Show every line in the records below that contains the word "ylabel".

= Task material =
* * * * *

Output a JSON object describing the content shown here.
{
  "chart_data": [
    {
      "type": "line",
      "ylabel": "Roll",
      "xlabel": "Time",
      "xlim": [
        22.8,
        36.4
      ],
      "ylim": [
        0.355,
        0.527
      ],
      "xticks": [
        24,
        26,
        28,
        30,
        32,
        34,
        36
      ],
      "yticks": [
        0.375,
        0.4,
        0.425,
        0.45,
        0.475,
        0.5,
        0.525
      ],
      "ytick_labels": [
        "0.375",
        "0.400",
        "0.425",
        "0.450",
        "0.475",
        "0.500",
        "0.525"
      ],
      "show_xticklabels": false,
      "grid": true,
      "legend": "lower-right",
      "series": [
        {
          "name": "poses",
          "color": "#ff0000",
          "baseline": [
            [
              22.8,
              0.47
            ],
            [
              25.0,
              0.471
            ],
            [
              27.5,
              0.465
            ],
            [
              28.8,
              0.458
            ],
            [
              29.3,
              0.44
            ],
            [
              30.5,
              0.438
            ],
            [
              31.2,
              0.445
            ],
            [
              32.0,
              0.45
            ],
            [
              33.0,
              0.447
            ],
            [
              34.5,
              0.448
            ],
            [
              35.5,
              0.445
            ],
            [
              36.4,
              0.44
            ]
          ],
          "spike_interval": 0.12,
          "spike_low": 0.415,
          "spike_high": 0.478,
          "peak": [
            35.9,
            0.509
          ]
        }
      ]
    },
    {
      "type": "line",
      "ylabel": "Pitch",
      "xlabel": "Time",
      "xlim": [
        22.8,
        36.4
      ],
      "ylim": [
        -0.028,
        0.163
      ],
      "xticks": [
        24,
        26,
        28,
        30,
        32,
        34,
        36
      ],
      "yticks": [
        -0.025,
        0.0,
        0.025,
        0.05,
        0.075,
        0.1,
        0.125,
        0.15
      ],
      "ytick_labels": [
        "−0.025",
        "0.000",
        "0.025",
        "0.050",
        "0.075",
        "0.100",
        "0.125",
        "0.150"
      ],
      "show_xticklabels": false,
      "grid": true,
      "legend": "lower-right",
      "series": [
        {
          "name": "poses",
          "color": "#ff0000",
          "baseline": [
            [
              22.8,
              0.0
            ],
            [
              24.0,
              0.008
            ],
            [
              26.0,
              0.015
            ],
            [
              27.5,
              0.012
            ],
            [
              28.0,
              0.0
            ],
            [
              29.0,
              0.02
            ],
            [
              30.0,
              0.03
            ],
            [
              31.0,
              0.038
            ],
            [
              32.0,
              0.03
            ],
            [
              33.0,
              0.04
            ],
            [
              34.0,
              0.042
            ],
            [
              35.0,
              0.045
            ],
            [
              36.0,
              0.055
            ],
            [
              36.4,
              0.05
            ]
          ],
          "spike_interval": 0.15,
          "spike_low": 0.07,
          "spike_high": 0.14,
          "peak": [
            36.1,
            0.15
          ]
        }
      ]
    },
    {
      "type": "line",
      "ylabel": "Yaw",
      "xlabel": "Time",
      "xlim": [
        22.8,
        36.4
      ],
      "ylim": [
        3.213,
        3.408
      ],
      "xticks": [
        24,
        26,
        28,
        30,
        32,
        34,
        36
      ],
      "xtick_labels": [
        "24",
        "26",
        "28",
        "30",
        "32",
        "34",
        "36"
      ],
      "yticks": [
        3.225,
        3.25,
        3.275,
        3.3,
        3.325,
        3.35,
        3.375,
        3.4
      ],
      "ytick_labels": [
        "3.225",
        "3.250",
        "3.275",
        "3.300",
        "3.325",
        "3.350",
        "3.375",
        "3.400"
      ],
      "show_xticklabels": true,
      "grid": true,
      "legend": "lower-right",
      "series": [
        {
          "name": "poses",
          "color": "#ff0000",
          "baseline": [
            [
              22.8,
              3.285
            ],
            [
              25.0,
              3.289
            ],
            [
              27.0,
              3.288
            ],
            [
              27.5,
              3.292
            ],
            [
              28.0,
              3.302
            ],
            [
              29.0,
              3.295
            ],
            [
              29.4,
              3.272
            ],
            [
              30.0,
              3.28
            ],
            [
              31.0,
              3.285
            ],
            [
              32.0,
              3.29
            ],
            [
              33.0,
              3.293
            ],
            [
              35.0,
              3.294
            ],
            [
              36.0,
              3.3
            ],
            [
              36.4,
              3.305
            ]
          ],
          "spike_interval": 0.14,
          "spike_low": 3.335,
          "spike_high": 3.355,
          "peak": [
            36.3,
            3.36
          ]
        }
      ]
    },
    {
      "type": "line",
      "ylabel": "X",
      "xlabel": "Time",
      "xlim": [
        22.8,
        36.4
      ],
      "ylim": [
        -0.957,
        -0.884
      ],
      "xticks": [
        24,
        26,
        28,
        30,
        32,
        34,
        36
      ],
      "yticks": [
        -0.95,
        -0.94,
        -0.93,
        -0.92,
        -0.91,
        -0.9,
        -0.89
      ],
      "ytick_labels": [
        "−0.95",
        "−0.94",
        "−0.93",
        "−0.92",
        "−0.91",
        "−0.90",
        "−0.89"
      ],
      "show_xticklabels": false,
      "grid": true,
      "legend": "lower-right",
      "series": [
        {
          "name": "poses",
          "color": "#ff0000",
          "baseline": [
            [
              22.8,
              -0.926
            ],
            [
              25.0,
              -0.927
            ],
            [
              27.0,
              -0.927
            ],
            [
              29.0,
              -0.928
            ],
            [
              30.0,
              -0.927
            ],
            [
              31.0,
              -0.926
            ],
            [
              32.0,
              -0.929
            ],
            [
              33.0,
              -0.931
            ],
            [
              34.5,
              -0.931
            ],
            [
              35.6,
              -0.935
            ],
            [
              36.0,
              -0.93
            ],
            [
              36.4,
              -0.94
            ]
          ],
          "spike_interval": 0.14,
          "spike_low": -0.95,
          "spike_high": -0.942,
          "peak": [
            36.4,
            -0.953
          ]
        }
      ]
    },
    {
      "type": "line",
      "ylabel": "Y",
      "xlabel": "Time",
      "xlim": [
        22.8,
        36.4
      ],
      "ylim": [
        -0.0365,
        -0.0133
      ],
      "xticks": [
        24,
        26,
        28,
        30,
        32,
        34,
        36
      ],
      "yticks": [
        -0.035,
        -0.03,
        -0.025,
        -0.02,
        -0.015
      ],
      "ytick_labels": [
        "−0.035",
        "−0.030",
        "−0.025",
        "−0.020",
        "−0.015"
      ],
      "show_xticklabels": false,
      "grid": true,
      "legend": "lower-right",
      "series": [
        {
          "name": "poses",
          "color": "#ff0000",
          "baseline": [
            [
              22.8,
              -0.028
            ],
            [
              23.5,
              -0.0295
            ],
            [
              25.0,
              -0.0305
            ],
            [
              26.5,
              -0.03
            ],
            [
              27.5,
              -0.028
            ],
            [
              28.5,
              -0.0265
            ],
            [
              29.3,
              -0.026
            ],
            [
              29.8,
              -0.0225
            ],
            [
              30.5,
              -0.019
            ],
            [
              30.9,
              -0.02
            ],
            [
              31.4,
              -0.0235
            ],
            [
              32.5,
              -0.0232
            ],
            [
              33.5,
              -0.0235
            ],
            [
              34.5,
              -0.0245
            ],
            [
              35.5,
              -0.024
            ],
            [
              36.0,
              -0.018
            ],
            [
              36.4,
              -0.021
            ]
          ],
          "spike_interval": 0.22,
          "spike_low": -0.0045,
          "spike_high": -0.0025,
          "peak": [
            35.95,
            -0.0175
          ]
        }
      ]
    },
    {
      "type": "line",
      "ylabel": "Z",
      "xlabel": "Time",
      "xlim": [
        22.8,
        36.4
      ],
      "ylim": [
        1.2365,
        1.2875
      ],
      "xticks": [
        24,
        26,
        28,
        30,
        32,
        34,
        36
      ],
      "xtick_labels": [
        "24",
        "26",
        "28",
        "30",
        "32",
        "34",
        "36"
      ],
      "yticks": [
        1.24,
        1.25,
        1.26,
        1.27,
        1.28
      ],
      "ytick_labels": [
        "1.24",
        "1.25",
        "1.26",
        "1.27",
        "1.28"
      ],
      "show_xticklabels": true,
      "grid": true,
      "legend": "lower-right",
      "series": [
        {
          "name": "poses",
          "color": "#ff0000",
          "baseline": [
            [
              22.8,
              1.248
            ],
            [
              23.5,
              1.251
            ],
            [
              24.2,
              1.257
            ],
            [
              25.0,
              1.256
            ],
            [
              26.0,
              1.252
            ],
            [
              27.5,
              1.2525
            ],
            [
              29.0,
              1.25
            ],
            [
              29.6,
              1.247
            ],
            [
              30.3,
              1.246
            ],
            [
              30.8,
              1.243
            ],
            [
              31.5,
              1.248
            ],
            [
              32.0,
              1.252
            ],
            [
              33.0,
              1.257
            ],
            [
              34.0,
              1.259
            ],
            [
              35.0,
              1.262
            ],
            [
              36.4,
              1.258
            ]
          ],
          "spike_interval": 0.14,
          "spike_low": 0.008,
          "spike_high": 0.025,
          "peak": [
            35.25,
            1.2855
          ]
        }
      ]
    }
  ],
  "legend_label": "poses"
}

* * * * *

= Answer to the problem =
      "ylabel": "Roll",
      "ylabel": "Pitch",
      "ylabel": "Yaw",
      "ylabel": "X",
      "ylabel": "Y",
      "ylabel": "Z",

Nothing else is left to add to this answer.